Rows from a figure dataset
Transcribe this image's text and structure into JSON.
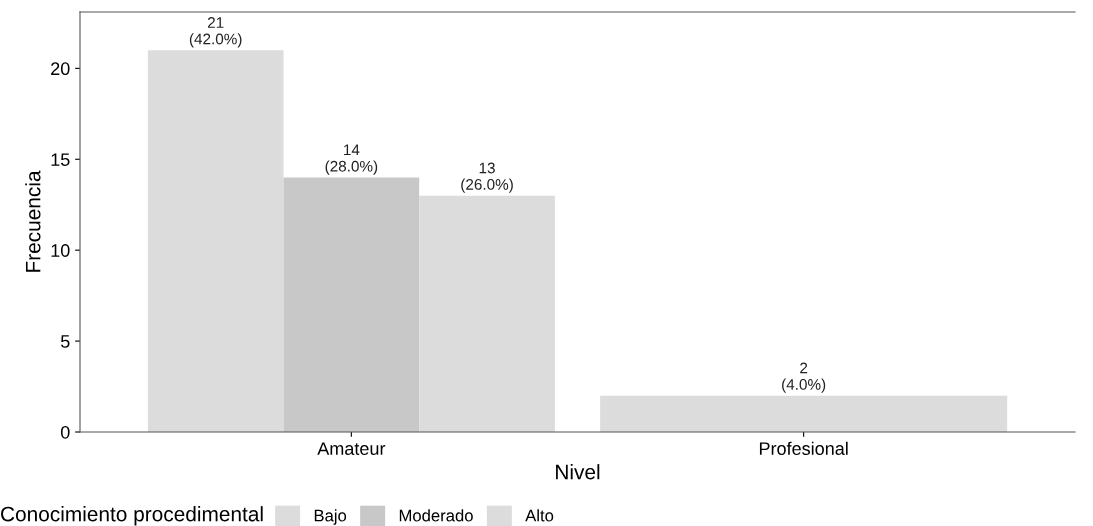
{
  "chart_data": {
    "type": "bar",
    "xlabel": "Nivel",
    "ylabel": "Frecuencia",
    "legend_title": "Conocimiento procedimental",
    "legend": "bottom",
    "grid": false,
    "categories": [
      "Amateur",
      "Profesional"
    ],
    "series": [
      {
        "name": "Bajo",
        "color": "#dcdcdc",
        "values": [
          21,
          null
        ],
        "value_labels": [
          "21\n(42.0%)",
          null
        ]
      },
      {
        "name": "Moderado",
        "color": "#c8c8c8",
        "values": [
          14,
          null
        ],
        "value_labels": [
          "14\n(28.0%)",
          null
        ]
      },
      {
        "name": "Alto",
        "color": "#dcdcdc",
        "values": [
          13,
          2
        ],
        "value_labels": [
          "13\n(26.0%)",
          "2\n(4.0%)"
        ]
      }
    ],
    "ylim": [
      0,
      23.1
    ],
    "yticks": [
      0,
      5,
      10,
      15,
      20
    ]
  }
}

#### Exercise prompt:
Reproduce every line exactly and omit all pictures.

#### Result below:
Transcribe this image's text and structure into JSON.
{
  "chart_data": {
    "type": "bar",
    "xlabel": "Nivel",
    "ylabel": "Frecuencia",
    "legend_title": "Conocimiento procedimental",
    "legend": "bottom",
    "grid": false,
    "categories": [
      "Amateur",
      "Profesional"
    ],
    "series": [
      {
        "name": "Bajo",
        "color": "#dcdcdc",
        "values": [
          21,
          null
        ],
        "value_labels": [
          "21\n(42.0%)",
          null
        ]
      },
      {
        "name": "Moderado",
        "color": "#c8c8c8",
        "values": [
          14,
          null
        ],
        "value_labels": [
          "14\n(28.0%)",
          null
        ]
      },
      {
        "name": "Alto",
        "color": "#dcdcdc",
        "values": [
          13,
          2
        ],
        "value_labels": [
          "13\n(26.0%)",
          "2\n(4.0%)"
        ]
      }
    ],
    "ylim": [
      0,
      23.1
    ],
    "yticks": [
      0,
      5,
      10,
      15,
      20
    ]
  }
}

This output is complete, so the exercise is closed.